## START Dataset entries

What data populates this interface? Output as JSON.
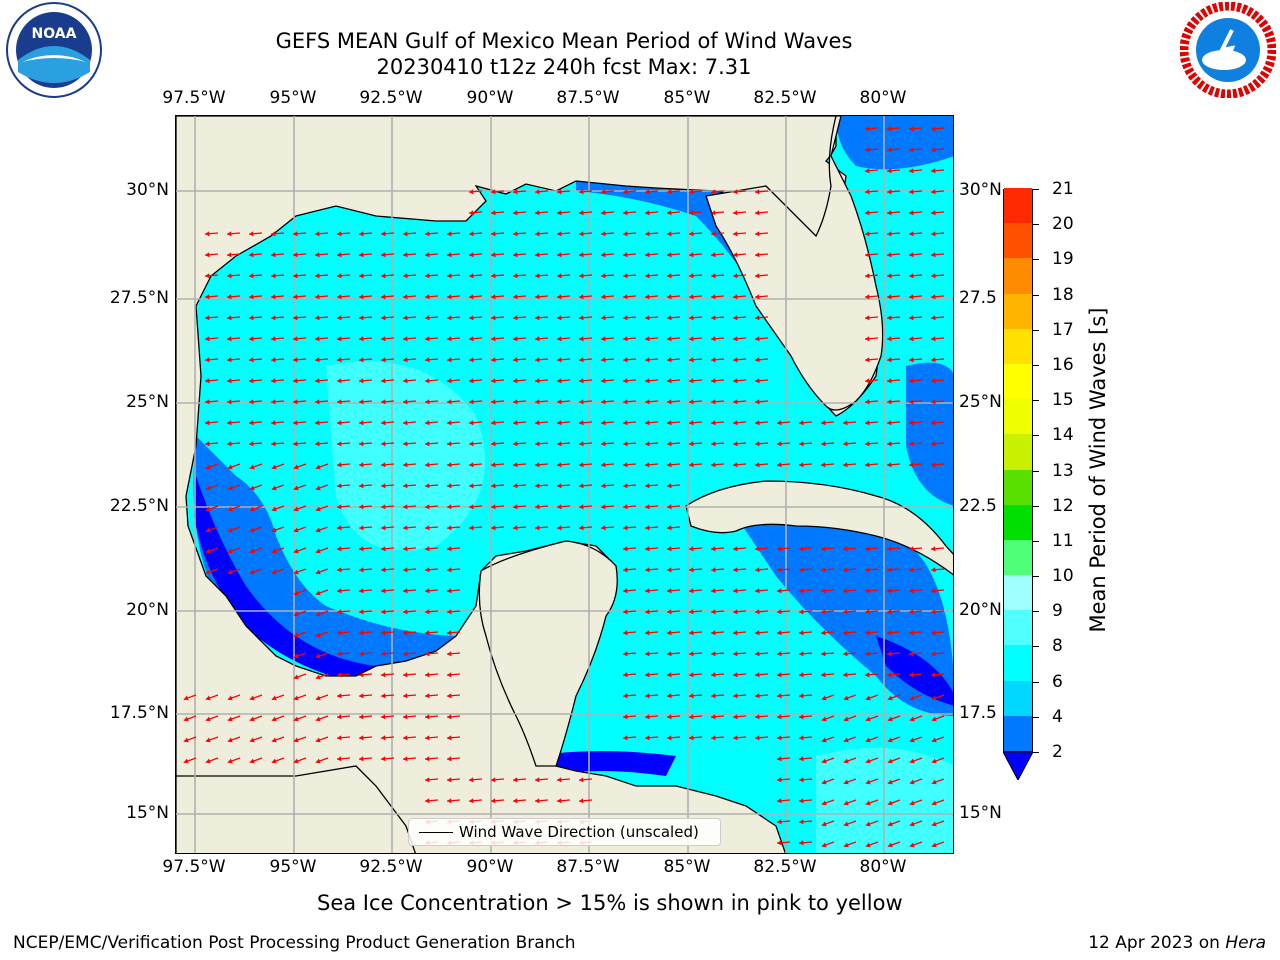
{
  "title_line1": "GEFS MEAN Gulf of Mexico Mean Period of Wind Waves",
  "title_line2": "20230410 t12z 240h fcst   Max: 7.31",
  "lon_ticks": [
    "97.5°W",
    "95°W",
    "92.5°W",
    "90°W",
    "87.5°W",
    "85°W",
    "82.5°W",
    "80°W"
  ],
  "lat_ticks": [
    "30°N",
    "27.5°N",
    "25°N",
    "22.5°N",
    "20°N",
    "17.5°N",
    "15°N"
  ],
  "lat_ticks_right": [
    "30°N",
    "27.5",
    "25°N",
    "22.5",
    "20°N",
    "17.5",
    "15°N"
  ],
  "legend": {
    "label": "Wind Wave Direction (unscaled)"
  },
  "colorbar": {
    "label": "Mean Period of Wind Waves [s]",
    "ticks": [
      "2",
      "4",
      "6",
      "8",
      "9",
      "10",
      "11",
      "12",
      "13",
      "14",
      "15",
      "16",
      "17",
      "18",
      "19",
      "20",
      "21"
    ],
    "colors": [
      "#0078ff",
      "#00d8ff",
      "#00ffff",
      "#50ffff",
      "#a0ffff",
      "#50ff78",
      "#00e000",
      "#58e000",
      "#c8f000",
      "#f0ff00",
      "#ffff00",
      "#ffe000",
      "#ffb400",
      "#ff8c00",
      "#ff5000",
      "#ff2800",
      "#ff0000"
    ],
    "extend_color": "#0000ff"
  },
  "colors": {
    "land": "#efeedd",
    "sea": "#00ffff",
    "arrow": "#ff0000",
    "grid": "#b0b0b0"
  },
  "footer": {
    "note": "Sea Ice Concentration > 15% is shown in pink to yellow",
    "credit": "NCEP/EMC/Verification Post Processing Product Generation Branch",
    "date": "12 Apr 2023 on",
    "host": "Hera"
  },
  "logos": {
    "left": "NOAA",
    "right": "NATIONAL WEATHER SERVICE"
  }
}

## END Dataset entries

• **Given instruction**: Determine how many lines of the material include the string "Wind". Output only that count.

• **Task answer**: 3